The data:
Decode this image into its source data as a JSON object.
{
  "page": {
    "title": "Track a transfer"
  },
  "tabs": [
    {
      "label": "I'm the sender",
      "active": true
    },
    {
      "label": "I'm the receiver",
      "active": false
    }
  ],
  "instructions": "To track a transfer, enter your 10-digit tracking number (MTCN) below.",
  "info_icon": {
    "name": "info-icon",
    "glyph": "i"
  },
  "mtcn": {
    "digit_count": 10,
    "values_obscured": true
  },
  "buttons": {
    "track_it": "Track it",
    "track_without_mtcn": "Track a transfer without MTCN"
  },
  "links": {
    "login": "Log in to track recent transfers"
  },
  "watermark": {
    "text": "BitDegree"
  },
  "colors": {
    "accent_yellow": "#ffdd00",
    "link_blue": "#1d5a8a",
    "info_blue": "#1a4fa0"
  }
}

What the exercise asks: Transcribe all entries exactly as they are given.

Final result:
Decode this image into its source data as a JSON object.
{
  "page": {
    "title": "Track a transfer"
  },
  "tabs": [
    {
      "label": "I'm the sender",
      "active": true
    },
    {
      "label": "I'm the receiver",
      "active": false
    }
  ],
  "instructions": "To track a transfer, enter your 10-digit tracking number (MTCN) below.",
  "info_icon": {
    "name": "info-icon",
    "glyph": "i"
  },
  "mtcn": {
    "digit_count": 10,
    "values_obscured": true
  },
  "buttons": {
    "track_it": "Track it",
    "track_without_mtcn": "Track a transfer without MTCN"
  },
  "links": {
    "login": "Log in to track recent transfers"
  },
  "watermark": {
    "text": "BitDegree"
  },
  "colors": {
    "accent_yellow": "#ffdd00",
    "link_blue": "#1d5a8a",
    "info_blue": "#1a4fa0"
  }
}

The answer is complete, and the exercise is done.